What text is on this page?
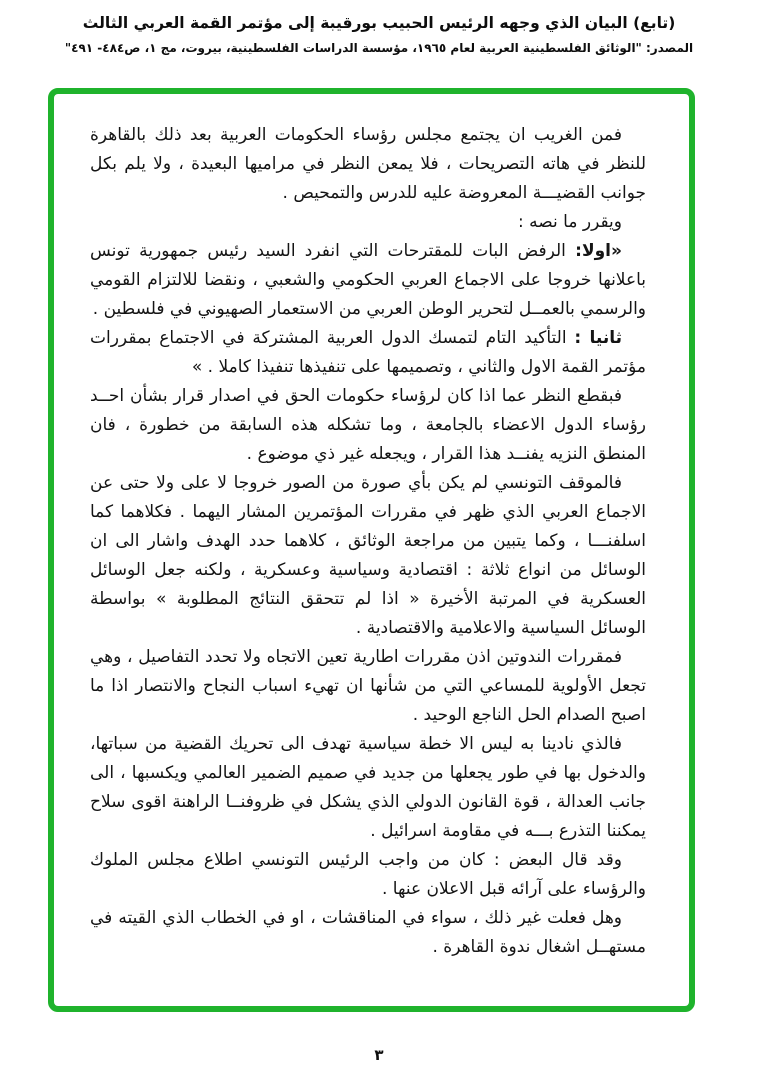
(تابع) البيان الذي وجهه الرئيس الحبيب بورقيبة إلى مؤتمر القمة العربي الثالث

المصدر: "الوثائق الفلسطينية العربية لعام ١٩٦٥، مؤسسة الدراسات الفلسطينية، بيروت، مج ١، ص٤٨٤- ٤٩١"

فمن الغريب ان يجتمع مجلس رؤساء الحكومات العربية بعد ذلك بالقاهرة للنظر في هاته التصريحات ، فلا يمعن النظر في مراميها البعيدة ، ولا يلم بكل جوانب القضيـــة المعروضة عليه للدرس والتمحيص .

ويقرر ما نصه :

«اولا: الرفض البات للمقترحات التي انفرد السيد رئيس جمهورية تونس باعلانها خروجا على الاجماع العربي الحكومي والشعبي ، ونقضا للالتزام القومي والرسمي بالعمــل لتحرير الوطن العربي من الاستعمار الصهيوني في فلسطين .

ثانيا : التأكيد التام لتمسك الدول العربية المشتركة في الاجتماع بمقررات مؤتمر القمة الاول والثاني ، وتصميمها على تنفيذها تنفيذا كاملا . »

فبقطع النظر عما اذا كان لرؤساء حكومات الحق في اصدار قرار بشأن احــد رؤساء الدول الاعضاء بالجامعة ، وما تشكله هذه السابقة من خطورة ، فان المنطق النزيه يفنــد هذا القرار ، ويجعله غير ذي موضوع .

فالموقف التونسي لم يكن بأي صورة من الصور خروجا لا على ولا حتى عن الاجماع العربي الذي ظهر في مقررات المؤتمرين المشار اليهما . فكلاهما كما اسلفنـــا ، وكما يتبين من مراجعة الوثائق ، كلاهما حدد الهدف واشار الى ان الوسائل من انواع ثلاثة : اقتصادية وسياسية وعسكرية ، ولكنه جعل الوسائل العسكرية في المرتبة الأخيرة « اذا لم تتحقق النتائج المطلوبة » بواسطة الوسائل السياسية والاعلامية والاقتصادية .

فمقررات الندوتين اذن مقررات اطارية تعين الاتجاه ولا تحدد التفاصيل ، وهي تجعل الأولوية للمساعي التي من شأنها ان تهيء اسباب النجاح والانتصار اذا ما اصبح الصدام الحل الناجع الوحيد .

فالذي نادينا به ليس الا خطة سياسية تهدف الى تحريك القضية من سباتها، والدخول بها في طور يجعلها من جديد في صميم الضمير العالمي ويكسبها ، الى جانب العدالة ، قوة القانون الدولي الذي يشكل في ظروفنــا الراهنة اقوى سلاح يمكننا التذرع بـــه في مقاومة اسرائيل .

وقد قال البعض : كان من واجب الرئيس التونسي اطلاع مجلس الملوك والرؤساء على آرائه قبل الاعلان عنها .

وهل فعلت غير ذلك ، سواء في المناقشات ، او في الخطاب الذي القيته في مستهــل اشغال ندوة القاهرة .

٣
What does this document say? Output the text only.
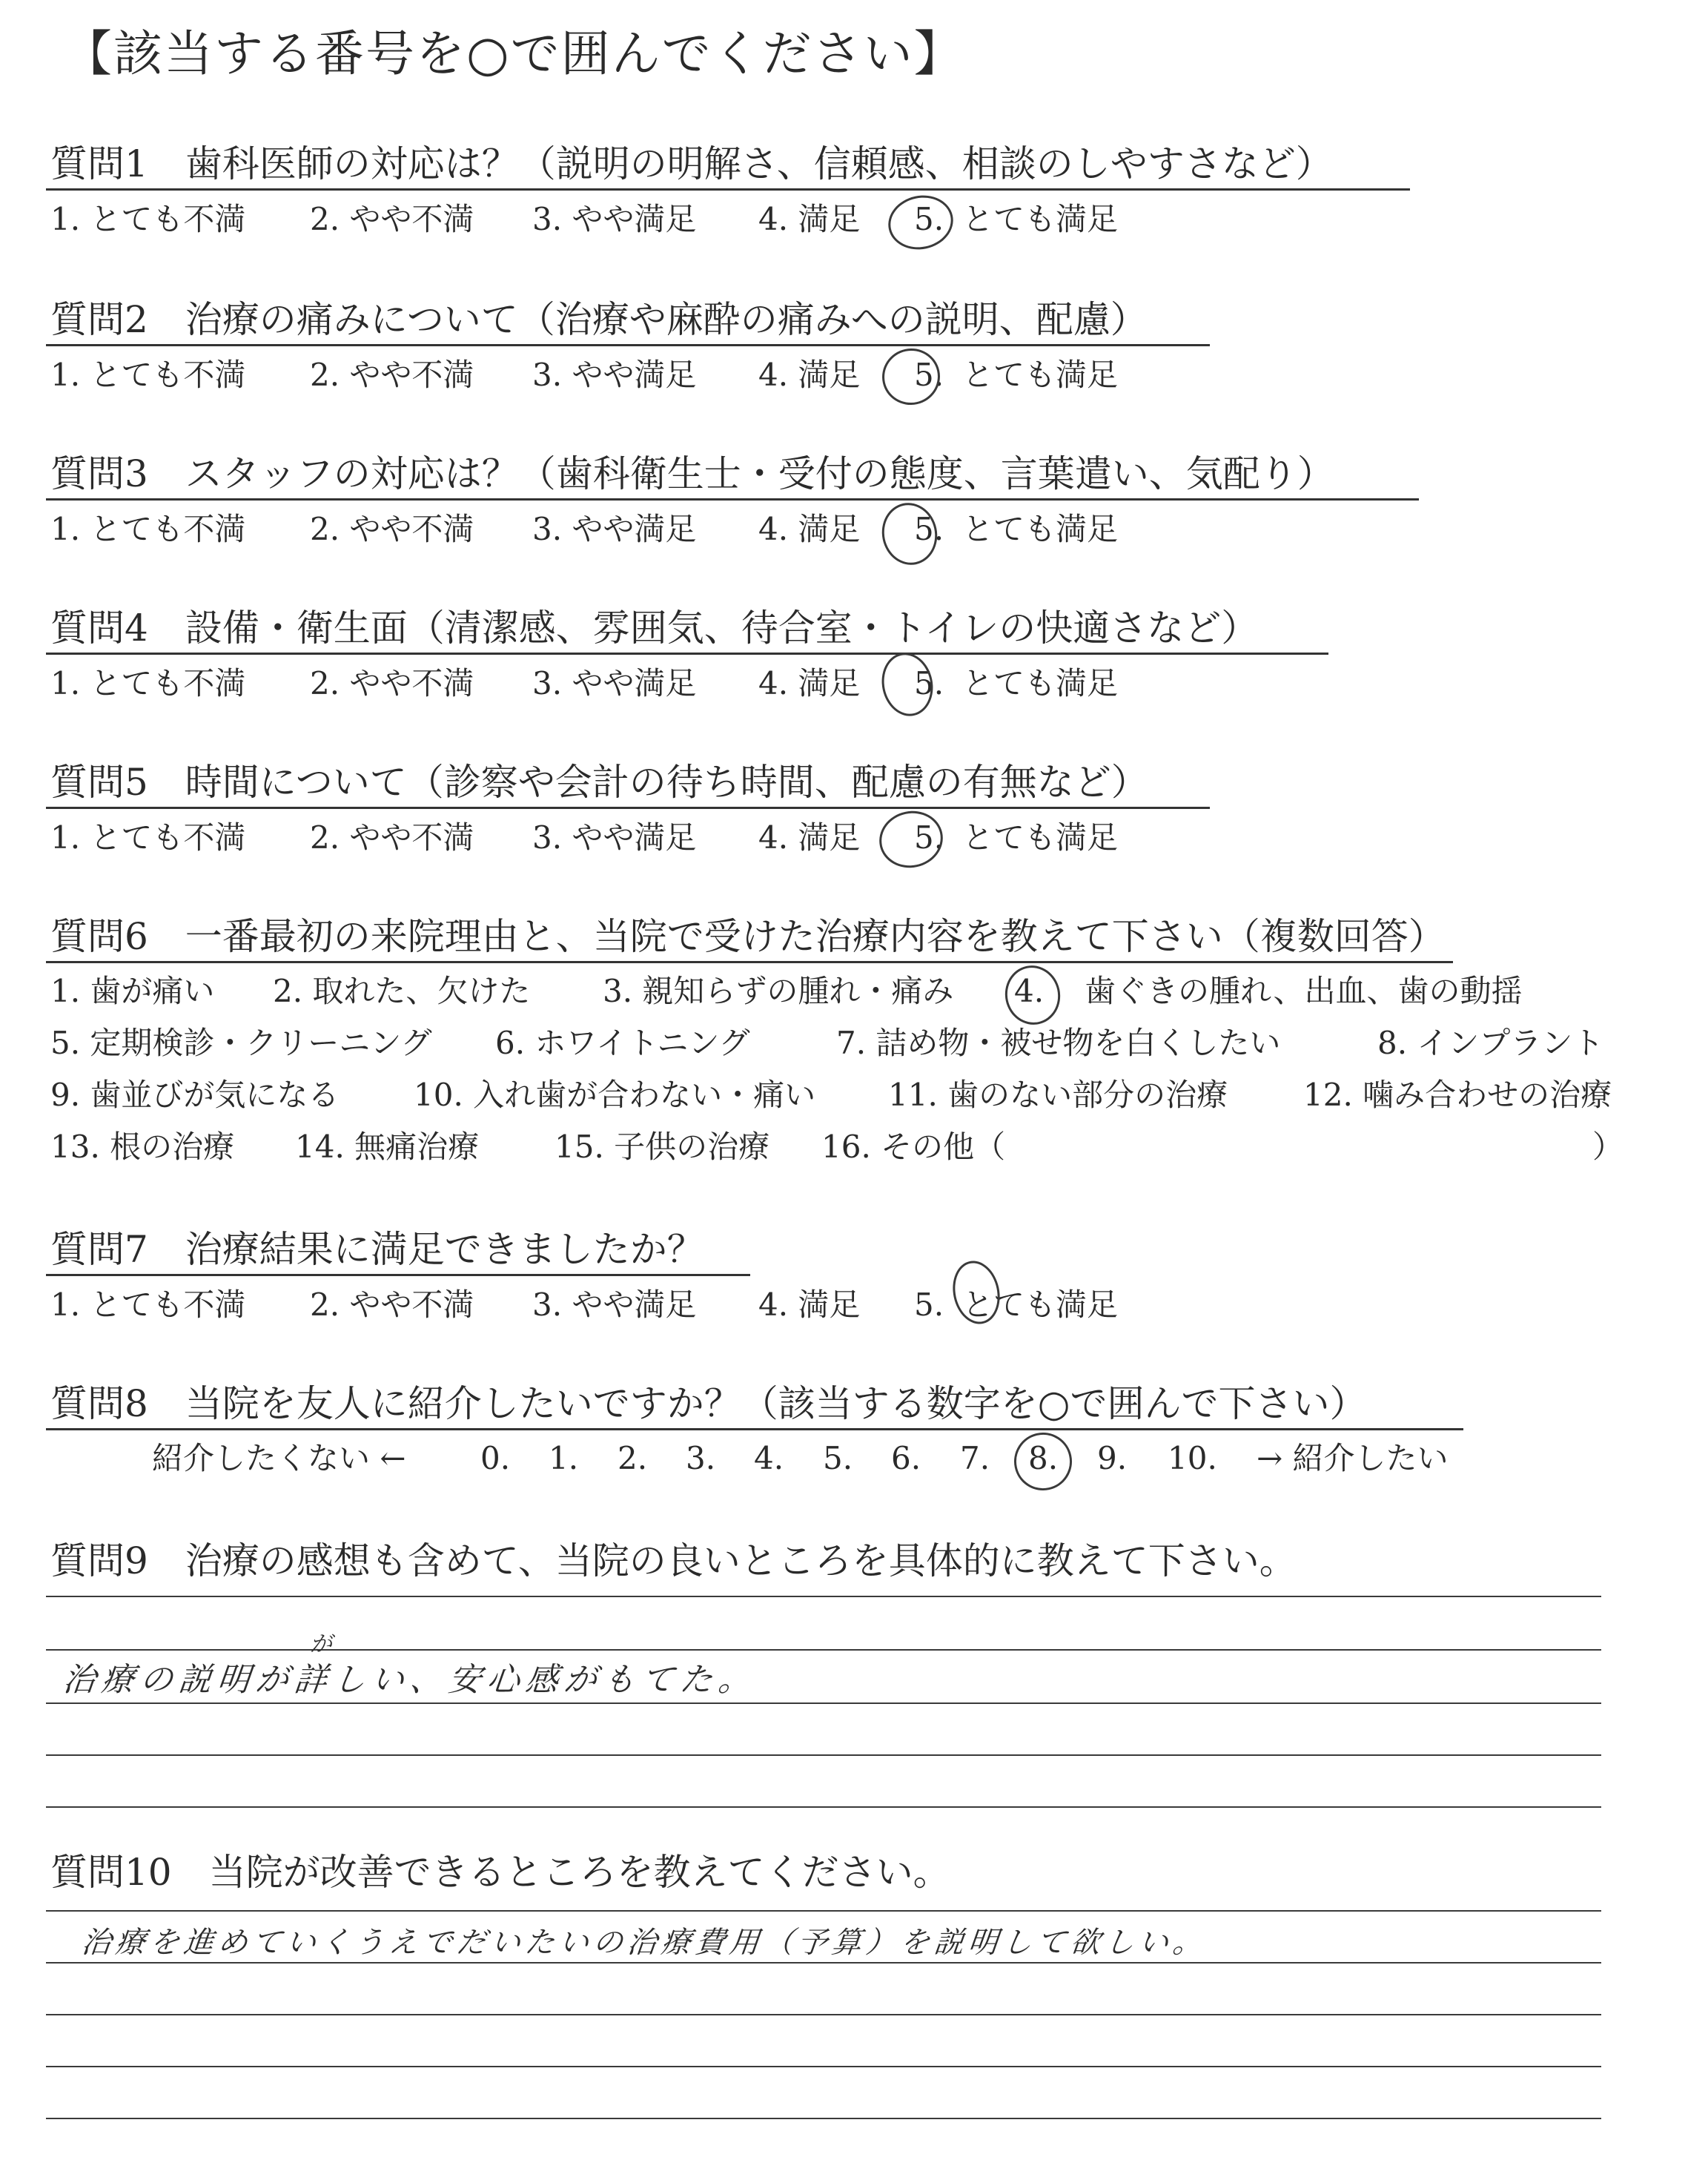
【該当する番号を○で囲んでください】
質問1　歯科医師の対応は？（説明の明解さ、信頼感、相談のしやすさなど）
1. とても不満 2. やや不満 3. やや満足 4. 満足 5. とても満足
質問2　治療の痛みについて（治療や麻酔の痛みへの説明、配慮）
1. とても不満 2. やや不満 3. やや満足 4. 満足 5. とても満足
質問3　スタッフの対応は？（歯科衛生士・受付の態度、言葉遣い、気配り）
1. とても不満 2. やや不満 3. やや満足 4. 満足 5. とても満足
質問4　設備・衛生面（清潔感、雰囲気、待合室・トイレの快適さなど）
1. とても不満 2. やや不満 3. やや満足 4. 満足 5. とても満足
質問5　時間について（診察や会計の待ち時間、配慮の有無など）
1. とても不満 2. やや不満 3. やや満足 4. 満足 5. とても満足
質問6　一番最初の来院理由と、当院で受けた治療内容を教えて下さい（複数回答）
1. 歯が痛い 2. 取れた、欠けた 3. 親知らずの腫れ・痛み 4. 歯ぐきの腫れ、出血、歯の動揺
5. 定期検診・クリーニング 6. ホワイトニング	7. 詰め物・被せ物を白くしたい	8. インプラント
9. 歯並びが気になる 10. 入れ歯が合わない・痛い 11. 歯のない部分の治療 12. 噛み合わせの治療
13. 根の治療 14. 無痛治療 15. 子供の治療 16. その他（	）
質問7　治療結果に満足できましたか？
1. とても不満 2. やや不満 3. やや満足 4. 満足 5. とても満足
質問8　当院を友人に紹介したいですか？（該当する数字を○で囲んで下さい）
紹介したくない ← 0. 1. 2. 3. 4. 5. 6. 7. 8. 9. 10. → 紹介したい
質問9　治療の感想も含めて、当院の良いところを具体的に教えて下さい。
治療の説明が詳しい、安心感がもてた。
が
質問10　当院が改善できるところを教えてください。
治療を進めていくうえでだいたいの治療費用（予算）を説明して欲しい。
++++++++++
TASK DETAILS: Reproduce the entries above word for word. Pictures stay out.

RIGHT ANSWER:
What text is on this page?
(تابع) البيان الذي وجهه الرئيس الحبيب بورقيبة إلى مؤتمر القمة العربي الثالث

المصدر: "الوثائق الفلسطينية العربية لعام ١٩٦٥، مؤسسة الدراسات الفلسطينية، بيروت، مج ١، ص٤٨٤- ٤٩١"

فمن الغريب ان يجتمع مجلس رؤساء الحكومات العربية بعد ذلك بالقاهرة للنظر في هاته التصريحات ، فلا يمعن النظر في مراميها البعيدة ، ولا يلم بكل جوانب القضيـــة المعروضة عليه للدرس والتمحيص .

ويقرر ما نصه :

«اولا: الرفض البات للمقترحات التي انفرد السيد رئيس جمهورية تونس باعلانها خروجا على الاجماع العربي الحكومي والشعبي ، ونقضا للالتزام القومي والرسمي بالعمــل لتحرير الوطن العربي من الاستعمار الصهيوني في فلسطين .

ثانيا : التأكيد التام لتمسك الدول العربية المشتركة في الاجتماع بمقررات مؤتمر القمة الاول والثاني ، وتصميمها على تنفيذها تنفيذا كاملا . »

فبقطع النظر عما اذا كان لرؤساء حكومات الحق في اصدار قرار بشأن احــد رؤساء الدول الاعضاء بالجامعة ، وما تشكله هذه السابقة من خطورة ، فان المنطق النزيه يفنــد هذا القرار ، ويجعله غير ذي موضوع .

فالموقف التونسي لم يكن بأي صورة من الصور خروجا لا على ولا حتى عن الاجماع العربي الذي ظهر في مقررات المؤتمرين المشار اليهما . فكلاهما كما اسلفنـــا ، وكما يتبين من مراجعة الوثائق ، كلاهما حدد الهدف واشار الى ان الوسائل من انواع ثلاثة : اقتصادية وسياسية وعسكرية ، ولكنه جعل الوسائل العسكرية في المرتبة الأخيرة « اذا لم تتحقق النتائج المطلوبة » بواسطة الوسائل السياسية والاعلامية والاقتصادية .

فمقررات الندوتين اذن مقررات اطارية تعين الاتجاه ولا تحدد التفاصيل ، وهي تجعل الأولوية للمساعي التي من شأنها ان تهيء اسباب النجاح والانتصار اذا ما اصبح الصدام الحل الناجع الوحيد .

فالذي نادينا به ليس الا خطة سياسية تهدف الى تحريك القضية من سباتها، والدخول بها في طور يجعلها من جديد في صميم الضمير العالمي ويكسبها ، الى جانب العدالة ، قوة القانون الدولي الذي يشكل في ظروفنــا الراهنة اقوى سلاح يمكننا التذرع بـــه في مقاومة اسرائيل .

وقد قال البعض : كان من واجب الرئيس التونسي اطلاع مجلس الملوك والرؤساء على آرائه قبل الاعلان عنها .

وهل فعلت غير ذلك ، سواء في المناقشات ، او في الخطاب الذي القيته في مستهــل اشغال ندوة القاهرة .

٣
What does this document say? Output the text only.
【該当する番号を○で囲んでください】
質問1　歯科医師の対応は？（説明の明解さ、信頼感、相談のしやすさなど）
1. とても不満 2. やや不満 3. やや満足 4. 満足 5. とても満足
質問2　治療の痛みについて（治療や麻酔の痛みへの説明、配慮）
1. とても不満 2. やや不満 3. やや満足 4. 満足 5. とても満足
質問3　スタッフの対応は？（歯科衛生士・受付の態度、言葉遣い、気配り）
1. とても不満 2. やや不満 3. やや満足 4. 満足 5. とても満足
質問4　設備・衛生面（清潔感、雰囲気、待合室・トイレの快適さなど）
1. とても不満 2. やや不満 3. やや満足 4. 満足 5. とても満足
質問5　時間について（診察や会計の待ち時間、配慮の有無など）
1. とても不満 2. やや不満 3. やや満足 4. 満足 5. とても満足
質問6　一番最初の来院理由と、当院で受けた治療内容を教えて下さい（複数回答）
1. 歯が痛い 2. 取れた、欠けた 3. 親知らずの腫れ・痛み 4. 歯ぐきの腫れ、出血、歯の動揺
5. 定期検診・クリーニング 6. ホワイトニング	7. 詰め物・被せ物を白くしたい	8. インプラント
9. 歯並びが気になる 10. 入れ歯が合わない・痛い 11. 歯のない部分の治療 12. 噛み合わせの治療
13. 根の治療 14. 無痛治療 15. 子供の治療 16. その他（	）
質問7　治療結果に満足できましたか？
1. とても不満 2. やや不満 3. やや満足 4. 満足 5. とても満足
質問8　当院を友人に紹介したいですか？（該当する数字を○で囲んで下さい）
紹介したくない ← 0. 1. 2. 3. 4. 5. 6. 7. 8. 9. 10. → 紹介したい
質問9　治療の感想も含めて、当院の良いところを具体的に教えて下さい。
治療の説明が詳しい、安心感がもてた。
が
質問10　当院が改善できるところを教えてください。
治療を進めていくうえでだいたいの治療費用（予算）を説明して欲しい。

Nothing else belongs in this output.